Scientists are using portable, non-invasive X-Ray techniques see beneath the surface of cave paintings and uncover what lies in the deeper layers. They came across something unexpected.

A portable X-ray device has revealed new insights about the pigments used in rock art without damaging the site. Image credits: Shumla Archaeological Research and Education Center.

Prehistoric cave paintings have fascinated humans for centuries. In addition to the sheer wonder and artistic value, they can also tell us a lot about the people who made them. However, studying these paintings isn’t exactly easy.

For starters, they’re obviously old and degraded. Secondly, you also don’t want to be taking samples from the cave — because that would be damaging the painting. So instead, researchers are turning to hi-tech techniques. Speaking at the American Chemical Society meeting, researchers from the Shumla Archaeological Research & Education Center presented an X-ray method that is not only non-invasive but also portable.

**Material supplied**
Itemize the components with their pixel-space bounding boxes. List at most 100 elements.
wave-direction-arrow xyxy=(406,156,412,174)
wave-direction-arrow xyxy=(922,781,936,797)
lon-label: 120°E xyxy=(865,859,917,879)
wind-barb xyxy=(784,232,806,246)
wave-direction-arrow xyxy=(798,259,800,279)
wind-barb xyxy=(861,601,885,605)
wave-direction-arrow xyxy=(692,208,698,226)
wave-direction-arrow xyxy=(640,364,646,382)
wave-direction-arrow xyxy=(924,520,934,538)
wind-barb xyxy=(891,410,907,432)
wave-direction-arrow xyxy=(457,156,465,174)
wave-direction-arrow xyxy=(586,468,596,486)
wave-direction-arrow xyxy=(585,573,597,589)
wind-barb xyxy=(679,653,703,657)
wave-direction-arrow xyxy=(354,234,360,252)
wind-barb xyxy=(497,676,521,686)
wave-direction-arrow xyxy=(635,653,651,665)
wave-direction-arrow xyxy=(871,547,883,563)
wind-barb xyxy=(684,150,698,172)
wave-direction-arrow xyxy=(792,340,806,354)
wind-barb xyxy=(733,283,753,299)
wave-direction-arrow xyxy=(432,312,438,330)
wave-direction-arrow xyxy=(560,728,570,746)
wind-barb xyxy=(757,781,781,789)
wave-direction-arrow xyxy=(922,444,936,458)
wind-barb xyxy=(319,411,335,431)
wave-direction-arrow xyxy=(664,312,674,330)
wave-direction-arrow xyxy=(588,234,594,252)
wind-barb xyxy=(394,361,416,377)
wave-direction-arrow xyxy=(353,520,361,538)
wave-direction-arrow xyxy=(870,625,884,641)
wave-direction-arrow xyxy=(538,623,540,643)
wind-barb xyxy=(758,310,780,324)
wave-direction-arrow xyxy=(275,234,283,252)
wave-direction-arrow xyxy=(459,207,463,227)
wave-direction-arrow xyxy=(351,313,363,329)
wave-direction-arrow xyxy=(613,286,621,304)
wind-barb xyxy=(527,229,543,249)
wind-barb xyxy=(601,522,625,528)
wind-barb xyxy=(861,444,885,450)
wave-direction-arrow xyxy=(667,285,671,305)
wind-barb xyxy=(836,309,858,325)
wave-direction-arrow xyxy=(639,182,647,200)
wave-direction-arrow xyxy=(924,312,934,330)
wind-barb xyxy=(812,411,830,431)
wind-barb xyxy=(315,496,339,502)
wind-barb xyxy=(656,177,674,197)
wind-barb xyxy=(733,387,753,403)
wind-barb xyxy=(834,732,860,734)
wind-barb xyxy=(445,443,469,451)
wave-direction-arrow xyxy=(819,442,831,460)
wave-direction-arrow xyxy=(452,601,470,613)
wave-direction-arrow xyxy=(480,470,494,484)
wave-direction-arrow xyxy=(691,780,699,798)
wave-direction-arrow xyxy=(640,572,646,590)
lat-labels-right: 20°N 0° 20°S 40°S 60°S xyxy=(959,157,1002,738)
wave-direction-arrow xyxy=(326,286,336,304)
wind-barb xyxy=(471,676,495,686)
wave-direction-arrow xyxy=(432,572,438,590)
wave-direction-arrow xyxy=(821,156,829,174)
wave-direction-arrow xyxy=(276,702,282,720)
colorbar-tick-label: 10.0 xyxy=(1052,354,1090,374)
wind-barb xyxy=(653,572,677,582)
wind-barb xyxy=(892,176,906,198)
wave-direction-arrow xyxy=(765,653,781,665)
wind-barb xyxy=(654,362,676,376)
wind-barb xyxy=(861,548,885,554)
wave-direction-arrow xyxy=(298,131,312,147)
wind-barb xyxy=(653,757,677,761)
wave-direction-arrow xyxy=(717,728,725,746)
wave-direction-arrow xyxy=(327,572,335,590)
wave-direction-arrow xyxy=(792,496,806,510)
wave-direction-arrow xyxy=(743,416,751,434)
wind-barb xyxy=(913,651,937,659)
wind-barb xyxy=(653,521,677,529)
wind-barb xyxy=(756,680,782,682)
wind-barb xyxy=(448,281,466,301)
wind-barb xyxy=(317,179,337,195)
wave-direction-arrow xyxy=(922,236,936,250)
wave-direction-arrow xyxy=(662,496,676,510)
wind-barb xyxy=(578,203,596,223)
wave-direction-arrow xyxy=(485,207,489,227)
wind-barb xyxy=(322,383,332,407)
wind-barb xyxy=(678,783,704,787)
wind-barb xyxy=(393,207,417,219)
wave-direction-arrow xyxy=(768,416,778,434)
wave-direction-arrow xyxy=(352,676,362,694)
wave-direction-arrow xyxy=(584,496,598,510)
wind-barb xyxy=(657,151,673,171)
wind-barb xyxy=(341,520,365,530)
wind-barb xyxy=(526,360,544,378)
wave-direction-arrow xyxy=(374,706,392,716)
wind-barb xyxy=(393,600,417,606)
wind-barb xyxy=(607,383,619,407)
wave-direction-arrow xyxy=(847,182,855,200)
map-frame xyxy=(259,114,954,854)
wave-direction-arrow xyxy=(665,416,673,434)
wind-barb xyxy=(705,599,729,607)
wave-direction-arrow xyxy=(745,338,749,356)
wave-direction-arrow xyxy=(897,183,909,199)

**Required action**
Write out the passage on X-ray study of cave paintings, everything from "Scientists are using" down to "and Education Center.".

**Exercise answer**
Scientists are using portable, non-invasive X-Ray techniques see beneath the surface of cave paintings and uncover what lies in the deeper layers. They came across something unexpected.

A portable X-ray device has revealed new insights about the pigments used in rock art without damaging the site. Image credits: Shumla Archaeological Research and Education Center.